**Goal:** Entries follow. Set all of them down as they stand.

**Listing:**
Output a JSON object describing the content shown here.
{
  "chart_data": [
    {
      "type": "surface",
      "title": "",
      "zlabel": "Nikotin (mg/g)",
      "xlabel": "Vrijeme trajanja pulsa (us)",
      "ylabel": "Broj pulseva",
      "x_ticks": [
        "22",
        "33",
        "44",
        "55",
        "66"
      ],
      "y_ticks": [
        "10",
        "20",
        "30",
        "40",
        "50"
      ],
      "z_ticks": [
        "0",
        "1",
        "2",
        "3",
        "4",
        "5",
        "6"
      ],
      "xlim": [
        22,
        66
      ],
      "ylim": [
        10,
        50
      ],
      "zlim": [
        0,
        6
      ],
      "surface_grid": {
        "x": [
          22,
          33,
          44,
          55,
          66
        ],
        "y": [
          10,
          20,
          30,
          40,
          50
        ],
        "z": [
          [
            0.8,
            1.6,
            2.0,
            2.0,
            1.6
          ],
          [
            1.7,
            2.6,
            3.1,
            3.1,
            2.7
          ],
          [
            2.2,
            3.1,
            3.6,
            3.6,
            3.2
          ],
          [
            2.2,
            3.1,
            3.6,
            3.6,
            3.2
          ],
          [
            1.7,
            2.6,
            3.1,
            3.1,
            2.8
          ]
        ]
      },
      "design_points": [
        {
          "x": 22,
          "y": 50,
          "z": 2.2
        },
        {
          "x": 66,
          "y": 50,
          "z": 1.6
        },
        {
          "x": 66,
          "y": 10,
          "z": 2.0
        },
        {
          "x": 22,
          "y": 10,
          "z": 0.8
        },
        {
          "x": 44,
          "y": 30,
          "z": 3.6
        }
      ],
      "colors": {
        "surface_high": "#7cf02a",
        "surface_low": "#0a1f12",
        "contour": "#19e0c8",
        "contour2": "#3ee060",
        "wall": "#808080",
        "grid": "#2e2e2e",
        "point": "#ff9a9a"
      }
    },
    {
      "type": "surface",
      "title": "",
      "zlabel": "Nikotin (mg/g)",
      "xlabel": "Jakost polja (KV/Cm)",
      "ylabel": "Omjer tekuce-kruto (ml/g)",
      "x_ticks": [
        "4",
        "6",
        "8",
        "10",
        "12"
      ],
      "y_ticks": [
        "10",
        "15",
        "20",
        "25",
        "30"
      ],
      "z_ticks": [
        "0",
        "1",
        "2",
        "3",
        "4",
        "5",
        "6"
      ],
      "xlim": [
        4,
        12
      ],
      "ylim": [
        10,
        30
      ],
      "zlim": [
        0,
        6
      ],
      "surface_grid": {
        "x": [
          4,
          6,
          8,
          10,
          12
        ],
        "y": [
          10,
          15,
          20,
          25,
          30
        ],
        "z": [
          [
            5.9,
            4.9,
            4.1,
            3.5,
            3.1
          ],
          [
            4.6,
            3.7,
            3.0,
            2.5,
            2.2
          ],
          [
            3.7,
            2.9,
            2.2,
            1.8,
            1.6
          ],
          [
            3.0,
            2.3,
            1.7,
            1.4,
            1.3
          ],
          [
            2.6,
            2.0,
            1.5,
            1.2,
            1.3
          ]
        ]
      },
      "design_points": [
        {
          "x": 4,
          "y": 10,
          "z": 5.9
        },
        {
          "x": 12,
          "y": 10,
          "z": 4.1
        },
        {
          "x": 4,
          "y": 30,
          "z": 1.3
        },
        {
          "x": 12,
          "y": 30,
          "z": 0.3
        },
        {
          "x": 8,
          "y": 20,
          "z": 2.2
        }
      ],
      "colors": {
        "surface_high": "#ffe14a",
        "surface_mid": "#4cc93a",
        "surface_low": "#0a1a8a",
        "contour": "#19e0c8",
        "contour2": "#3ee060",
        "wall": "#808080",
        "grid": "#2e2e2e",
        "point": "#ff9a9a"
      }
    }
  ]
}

**Result of the exercise:**
Output a JSON object describing the content shown here.
{
  "chart_data": [
    {
      "type": "surface",
      "title": "",
      "zlabel": "Nikotin (mg/g)",
      "xlabel": "Vrijeme trajanja pulsa (us)",
      "ylabel": "Broj pulseva",
      "x_ticks": [
        "22",
        "33",
        "44",
        "55",
        "66"
      ],
      "y_ticks": [
        "10",
        "20",
        "30",
        "40",
        "50"
      ],
      "z_ticks": [
        "0",
        "1",
        "2",
        "3",
        "4",
        "5",
        "6"
      ],
      "xlim": [
        22,
        66
      ],
      "ylim": [
        10,
        50
      ],
      "zlim": [
        0,
        6
      ],
      "surface_grid": {
        "x": [
          22,
          33,
          44,
          55,
          66
        ],
        "y": [
          10,
          20,
          30,
          40,
          50
        ],
        "z": [
          [
            0.8,
            1.6,
            2.0,
            2.0,
            1.6
          ],
          [
            1.7,
            2.6,
            3.1,
            3.1,
            2.7
          ],
          [
            2.2,
            3.1,
            3.6,
            3.6,
            3.2
          ],
          [
            2.2,
            3.1,
            3.6,
            3.6,
            3.2
          ],
          [
            1.7,
            2.6,
            3.1,
            3.1,
            2.8
          ]
        ]
      },
      "design_points": [
        {
          "x": 22,
          "y": 50,
          "z": 2.2
        },
        {
          "x": 66,
          "y": 50,
          "z": 1.6
        },
        {
          "x": 66,
          "y": 10,
          "z": 2.0
        },
        {
          "x": 22,
          "y": 10,
          "z": 0.8
        },
        {
          "x": 44,
          "y": 30,
          "z": 3.6
        }
      ],
      "colors": {
        "surface_high": "#7cf02a",
        "surface_low": "#0a1f12",
        "contour": "#19e0c8",
        "contour2": "#3ee060",
        "wall": "#808080",
        "grid": "#2e2e2e",
        "point": "#ff9a9a"
      }
    },
    {
      "type": "surface",
      "title": "",
      "zlabel": "Nikotin (mg/g)",
      "xlabel": "Jakost polja (KV/Cm)",
      "ylabel": "Omjer tekuce-kruto (ml/g)",
      "x_ticks": [
        "4",
        "6",
        "8",
        "10",
        "12"
      ],
      "y_ticks": [
        "10",
        "15",
        "20",
        "25",
        "30"
      ],
      "z_ticks": [
        "0",
        "1",
        "2",
        "3",
        "4",
        "5",
        "6"
      ],
      "xlim": [
        4,
        12
      ],
      "ylim": [
        10,
        30
      ],
      "zlim": [
        0,
        6
      ],
      "surface_grid": {
        "x": [
          4,
          6,
          8,
          10,
          12
        ],
        "y": [
          10,
          15,
          20,
          25,
          30
        ],
        "z": [
          [
            5.9,
            4.9,
            4.1,
            3.5,
            3.1
          ],
          [
            4.6,
            3.7,
            3.0,
            2.5,
            2.2
          ],
          [
            3.7,
            2.9,
            2.2,
            1.8,
            1.6
          ],
          [
            3.0,
            2.3,
            1.7,
            1.4,
            1.3
          ],
          [
            2.6,
            2.0,
            1.5,
            1.2,
            1.3
          ]
        ]
      },
      "design_points": [
        {
          "x": 4,
          "y": 10,
          "z": 5.9
        },
        {
          "x": 12,
          "y": 10,
          "z": 4.1
        },
        {
          "x": 4,
          "y": 30,
          "z": 1.3
        },
        {
          "x": 12,
          "y": 30,
          "z": 0.3
        },
        {
          "x": 8,
          "y": 20,
          "z": 2.2
        }
      ],
      "colors": {
        "surface_high": "#ffe14a",
        "surface_mid": "#4cc93a",
        "surface_low": "#0a1a8a",
        "contour": "#19e0c8",
        "contour2": "#3ee060",
        "wall": "#808080",
        "grid": "#2e2e2e",
        "point": "#ff9a9a"
      }
    }
  ]
}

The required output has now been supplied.